• **WHAT THE EXERCISE ASKS**
Beneath this task is a listing. State how many of its lines include the string "WordPress", giving nothing but the number.

** Start of SUPPLIED RECORDS **

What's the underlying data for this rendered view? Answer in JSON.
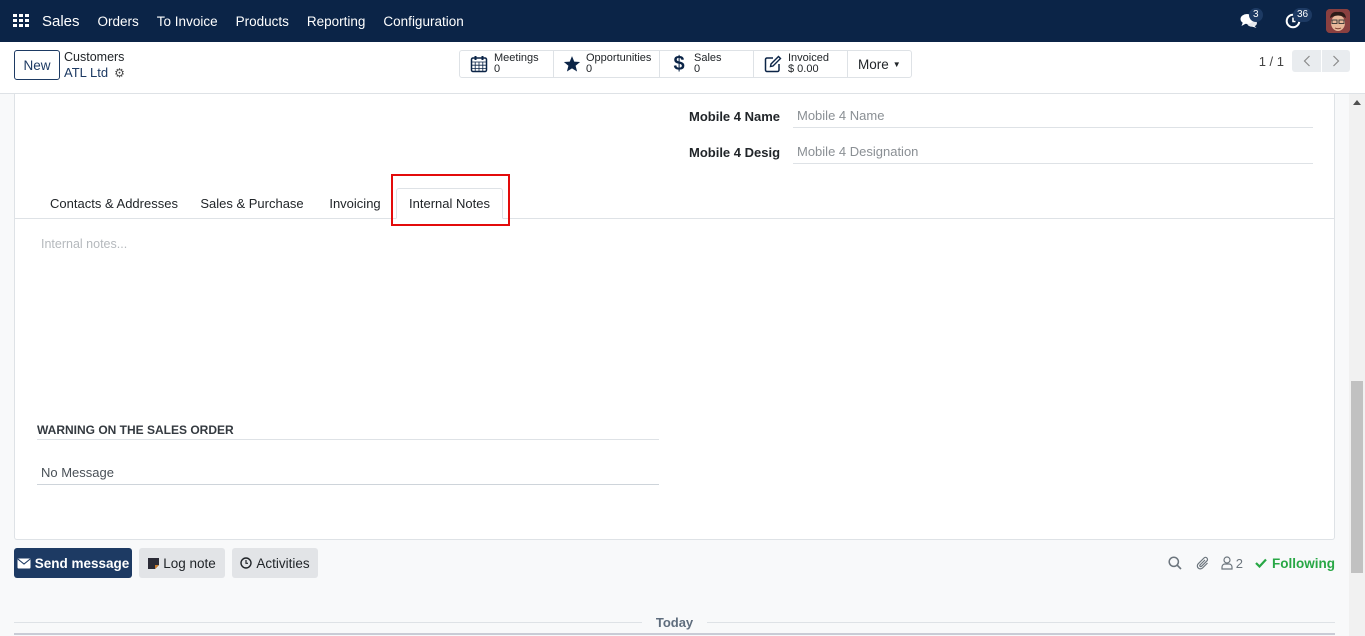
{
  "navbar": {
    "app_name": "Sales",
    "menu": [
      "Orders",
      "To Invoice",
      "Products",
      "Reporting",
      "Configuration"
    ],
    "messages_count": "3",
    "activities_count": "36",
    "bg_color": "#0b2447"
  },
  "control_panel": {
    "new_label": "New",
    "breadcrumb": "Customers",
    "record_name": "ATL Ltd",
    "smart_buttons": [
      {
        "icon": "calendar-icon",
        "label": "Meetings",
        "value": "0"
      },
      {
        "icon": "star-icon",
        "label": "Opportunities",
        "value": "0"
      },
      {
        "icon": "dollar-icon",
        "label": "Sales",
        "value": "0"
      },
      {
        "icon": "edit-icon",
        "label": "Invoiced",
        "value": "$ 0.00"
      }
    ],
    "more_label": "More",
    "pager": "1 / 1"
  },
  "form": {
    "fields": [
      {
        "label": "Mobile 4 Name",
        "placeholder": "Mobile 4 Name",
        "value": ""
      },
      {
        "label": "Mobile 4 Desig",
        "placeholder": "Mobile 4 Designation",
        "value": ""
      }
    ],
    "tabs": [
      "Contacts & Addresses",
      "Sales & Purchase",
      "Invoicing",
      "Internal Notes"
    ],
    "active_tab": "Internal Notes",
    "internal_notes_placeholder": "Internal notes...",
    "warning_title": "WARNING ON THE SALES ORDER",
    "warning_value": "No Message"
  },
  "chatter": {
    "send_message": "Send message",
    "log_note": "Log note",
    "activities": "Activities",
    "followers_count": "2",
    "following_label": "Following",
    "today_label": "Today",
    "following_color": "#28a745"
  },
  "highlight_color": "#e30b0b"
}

** End of SUPPLIED RECORDS **
** Start of SUPPLIED RECORDS **

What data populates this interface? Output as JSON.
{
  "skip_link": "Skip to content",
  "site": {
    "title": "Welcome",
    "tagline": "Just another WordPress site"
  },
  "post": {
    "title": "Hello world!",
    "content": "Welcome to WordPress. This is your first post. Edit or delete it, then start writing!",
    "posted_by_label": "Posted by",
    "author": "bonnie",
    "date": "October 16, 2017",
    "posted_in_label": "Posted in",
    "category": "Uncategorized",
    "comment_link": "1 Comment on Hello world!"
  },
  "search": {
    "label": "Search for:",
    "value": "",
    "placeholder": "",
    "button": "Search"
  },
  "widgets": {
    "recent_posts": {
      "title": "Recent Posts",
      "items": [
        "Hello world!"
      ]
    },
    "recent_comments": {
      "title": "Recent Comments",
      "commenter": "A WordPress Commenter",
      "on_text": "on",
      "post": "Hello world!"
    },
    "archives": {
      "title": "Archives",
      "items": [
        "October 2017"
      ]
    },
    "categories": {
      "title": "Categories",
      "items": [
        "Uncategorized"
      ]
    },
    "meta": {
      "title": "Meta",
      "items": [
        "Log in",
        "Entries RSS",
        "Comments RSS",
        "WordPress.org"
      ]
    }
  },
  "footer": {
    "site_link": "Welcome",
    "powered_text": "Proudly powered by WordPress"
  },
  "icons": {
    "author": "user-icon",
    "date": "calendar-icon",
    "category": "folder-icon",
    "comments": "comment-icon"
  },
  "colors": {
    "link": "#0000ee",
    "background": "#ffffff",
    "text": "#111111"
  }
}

** End of SUPPLIED RECORDS **

• **THE RESULT**
5